Entries from a dataset ::
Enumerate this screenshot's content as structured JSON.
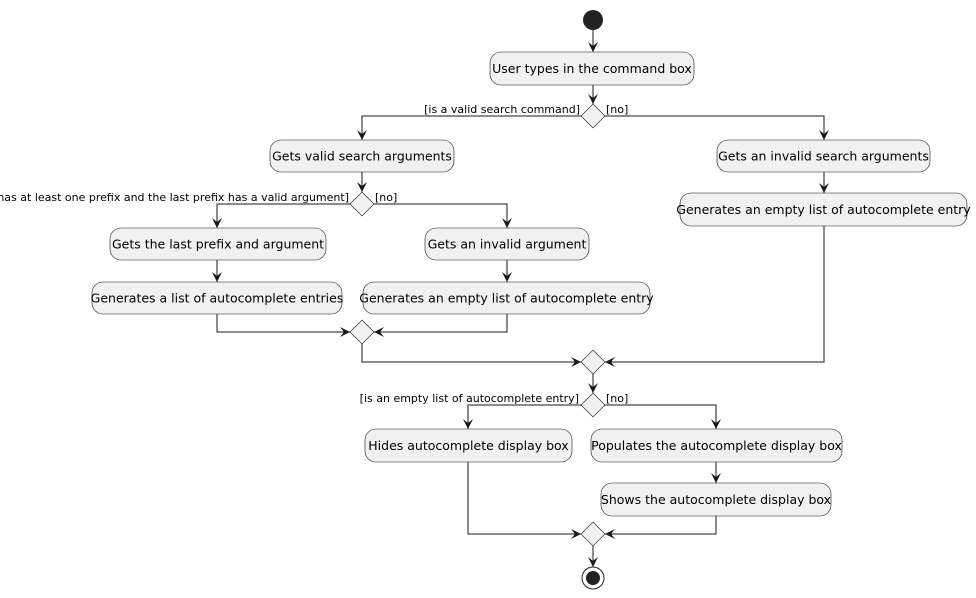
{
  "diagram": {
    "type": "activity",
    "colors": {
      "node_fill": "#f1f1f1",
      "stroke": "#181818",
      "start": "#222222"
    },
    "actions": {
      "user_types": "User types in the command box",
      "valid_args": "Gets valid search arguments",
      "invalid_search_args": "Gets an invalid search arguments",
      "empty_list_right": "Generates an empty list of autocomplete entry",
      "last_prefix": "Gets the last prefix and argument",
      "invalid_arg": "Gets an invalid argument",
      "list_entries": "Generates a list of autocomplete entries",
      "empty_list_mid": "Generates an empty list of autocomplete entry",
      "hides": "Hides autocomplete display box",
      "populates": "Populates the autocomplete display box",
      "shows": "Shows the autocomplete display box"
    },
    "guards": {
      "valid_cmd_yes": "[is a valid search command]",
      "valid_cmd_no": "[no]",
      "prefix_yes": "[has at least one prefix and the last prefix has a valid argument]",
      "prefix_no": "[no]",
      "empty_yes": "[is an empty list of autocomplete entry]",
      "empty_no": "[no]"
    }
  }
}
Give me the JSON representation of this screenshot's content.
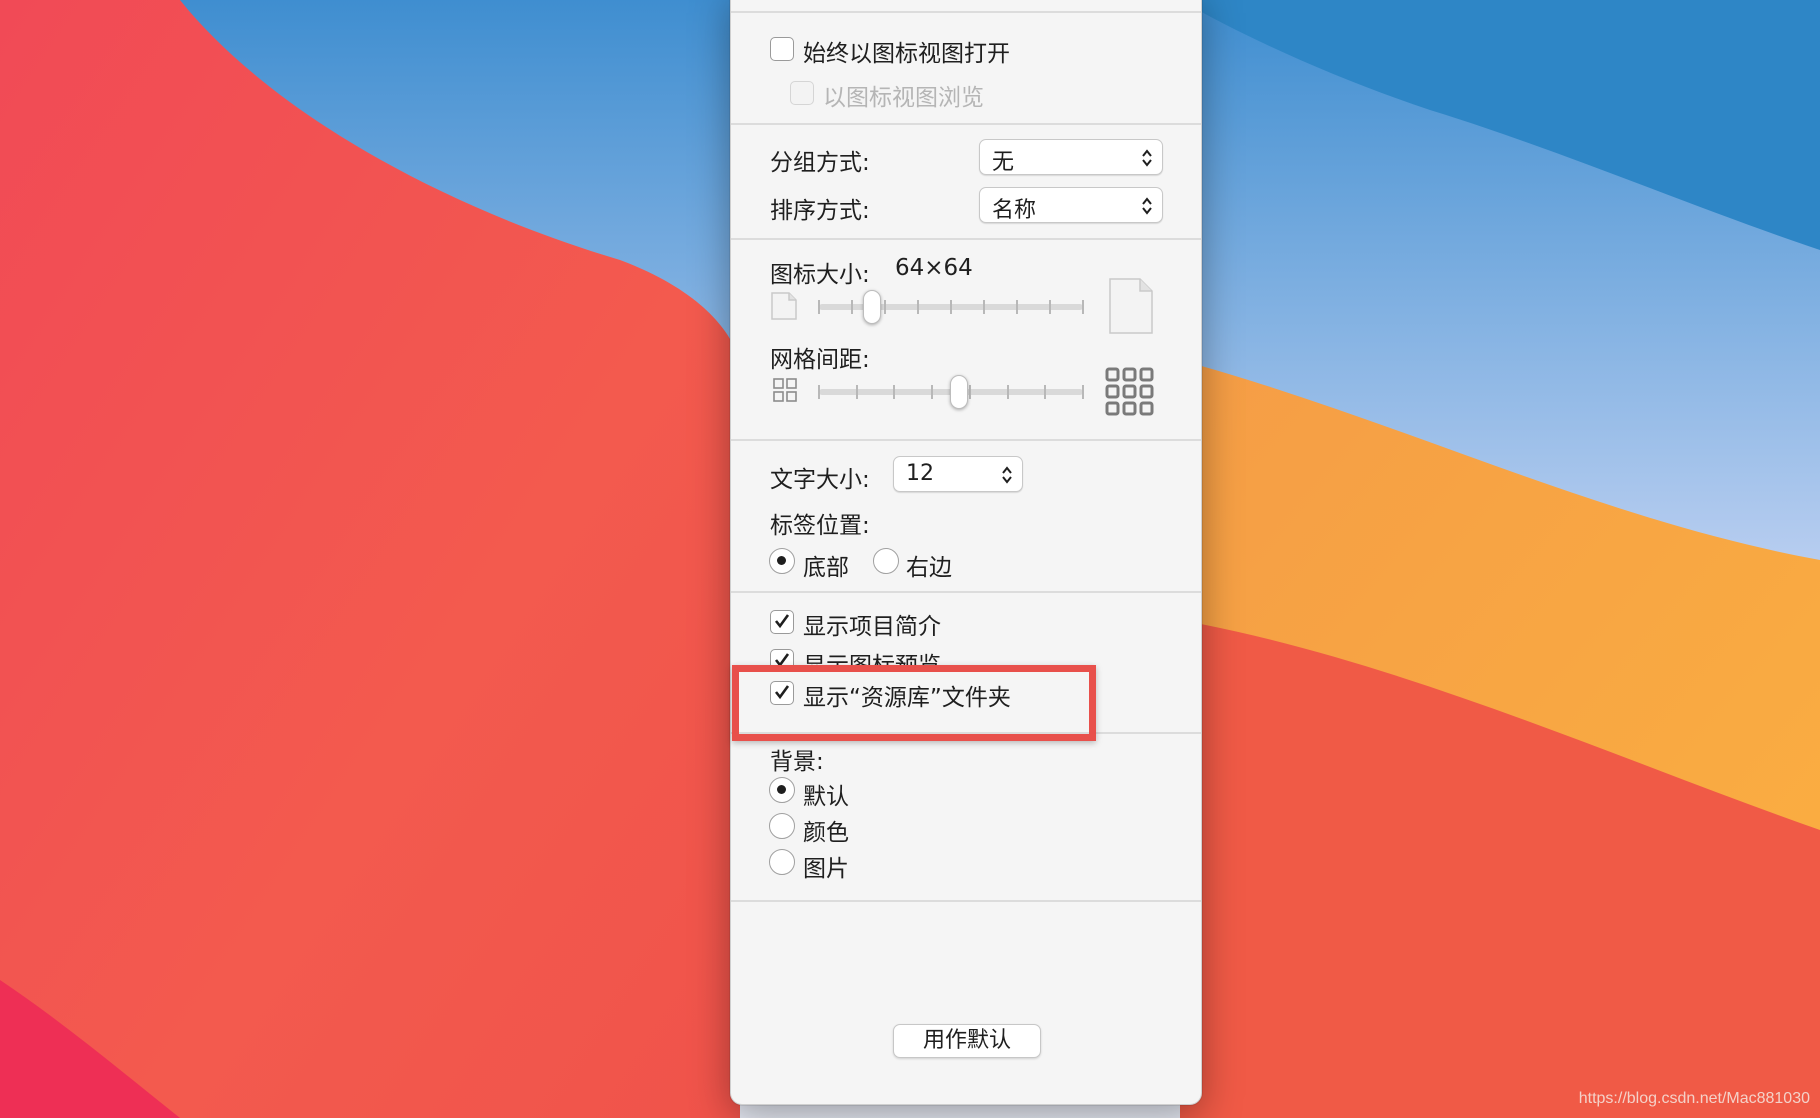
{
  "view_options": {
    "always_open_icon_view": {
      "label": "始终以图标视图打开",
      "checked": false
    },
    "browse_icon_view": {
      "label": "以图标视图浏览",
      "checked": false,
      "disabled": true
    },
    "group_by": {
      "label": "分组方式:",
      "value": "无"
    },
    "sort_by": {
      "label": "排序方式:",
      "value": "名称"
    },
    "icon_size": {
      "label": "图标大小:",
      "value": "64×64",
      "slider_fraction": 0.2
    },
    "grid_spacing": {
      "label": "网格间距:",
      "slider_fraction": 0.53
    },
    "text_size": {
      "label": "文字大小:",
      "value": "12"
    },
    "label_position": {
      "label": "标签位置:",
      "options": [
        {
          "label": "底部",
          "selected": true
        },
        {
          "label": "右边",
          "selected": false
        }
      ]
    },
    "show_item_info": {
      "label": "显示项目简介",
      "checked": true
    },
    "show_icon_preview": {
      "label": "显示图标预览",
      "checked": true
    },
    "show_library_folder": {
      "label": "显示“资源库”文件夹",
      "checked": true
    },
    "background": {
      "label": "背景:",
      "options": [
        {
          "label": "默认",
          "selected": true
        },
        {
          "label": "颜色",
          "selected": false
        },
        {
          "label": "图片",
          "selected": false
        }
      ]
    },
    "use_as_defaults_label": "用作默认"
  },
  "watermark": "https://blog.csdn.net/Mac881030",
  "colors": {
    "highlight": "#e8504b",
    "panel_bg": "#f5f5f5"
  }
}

* * *

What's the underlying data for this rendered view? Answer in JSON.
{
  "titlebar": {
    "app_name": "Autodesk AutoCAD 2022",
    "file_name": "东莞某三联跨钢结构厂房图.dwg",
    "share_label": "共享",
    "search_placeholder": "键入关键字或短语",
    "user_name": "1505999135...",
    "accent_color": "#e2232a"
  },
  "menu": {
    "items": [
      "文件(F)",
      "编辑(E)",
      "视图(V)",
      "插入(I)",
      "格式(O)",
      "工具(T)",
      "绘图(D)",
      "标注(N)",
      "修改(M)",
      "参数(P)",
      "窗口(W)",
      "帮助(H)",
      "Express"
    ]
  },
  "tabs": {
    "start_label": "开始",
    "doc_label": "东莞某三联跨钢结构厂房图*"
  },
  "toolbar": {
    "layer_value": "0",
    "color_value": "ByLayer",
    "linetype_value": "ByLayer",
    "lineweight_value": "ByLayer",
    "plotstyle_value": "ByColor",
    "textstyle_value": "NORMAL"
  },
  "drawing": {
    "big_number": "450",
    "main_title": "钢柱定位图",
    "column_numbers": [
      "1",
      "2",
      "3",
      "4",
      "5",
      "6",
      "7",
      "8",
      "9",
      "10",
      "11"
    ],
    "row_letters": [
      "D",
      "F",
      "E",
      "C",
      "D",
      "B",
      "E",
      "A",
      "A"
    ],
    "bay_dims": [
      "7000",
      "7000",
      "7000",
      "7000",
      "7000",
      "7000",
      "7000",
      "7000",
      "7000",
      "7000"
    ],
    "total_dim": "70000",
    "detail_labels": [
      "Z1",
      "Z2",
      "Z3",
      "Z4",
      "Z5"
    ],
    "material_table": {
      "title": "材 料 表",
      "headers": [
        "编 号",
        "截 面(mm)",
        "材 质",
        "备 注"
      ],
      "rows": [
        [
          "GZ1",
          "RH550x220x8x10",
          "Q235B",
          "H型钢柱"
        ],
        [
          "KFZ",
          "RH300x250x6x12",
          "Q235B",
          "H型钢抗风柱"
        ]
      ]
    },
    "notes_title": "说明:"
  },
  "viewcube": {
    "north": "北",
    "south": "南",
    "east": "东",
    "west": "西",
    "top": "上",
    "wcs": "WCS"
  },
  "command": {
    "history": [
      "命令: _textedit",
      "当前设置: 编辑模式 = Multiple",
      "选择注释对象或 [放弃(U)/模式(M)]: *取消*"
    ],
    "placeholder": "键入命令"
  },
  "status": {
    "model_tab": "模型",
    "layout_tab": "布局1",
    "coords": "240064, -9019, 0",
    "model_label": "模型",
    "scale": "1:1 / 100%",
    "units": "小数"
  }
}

...

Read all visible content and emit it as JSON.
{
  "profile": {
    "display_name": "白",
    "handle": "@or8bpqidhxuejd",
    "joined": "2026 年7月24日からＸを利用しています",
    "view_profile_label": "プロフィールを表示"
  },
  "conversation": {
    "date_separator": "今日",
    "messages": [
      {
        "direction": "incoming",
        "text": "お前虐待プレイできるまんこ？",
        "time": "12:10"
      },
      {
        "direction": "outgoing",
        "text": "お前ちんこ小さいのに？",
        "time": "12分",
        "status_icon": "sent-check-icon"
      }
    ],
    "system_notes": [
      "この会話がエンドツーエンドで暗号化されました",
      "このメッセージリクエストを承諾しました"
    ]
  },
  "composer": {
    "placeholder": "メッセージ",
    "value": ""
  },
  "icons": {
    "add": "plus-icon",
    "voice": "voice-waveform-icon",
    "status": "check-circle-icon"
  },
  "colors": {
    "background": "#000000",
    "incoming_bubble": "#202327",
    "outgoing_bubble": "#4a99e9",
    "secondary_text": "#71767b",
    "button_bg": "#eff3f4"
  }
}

GIVEN INSTRUCTION :: From the data, collect all lines where the string "screenshot" appears.

TASK SOLUTION ::
Enumerate this screenshot's content as structured JSON.
Give me the JSON representation of this screenshot's content.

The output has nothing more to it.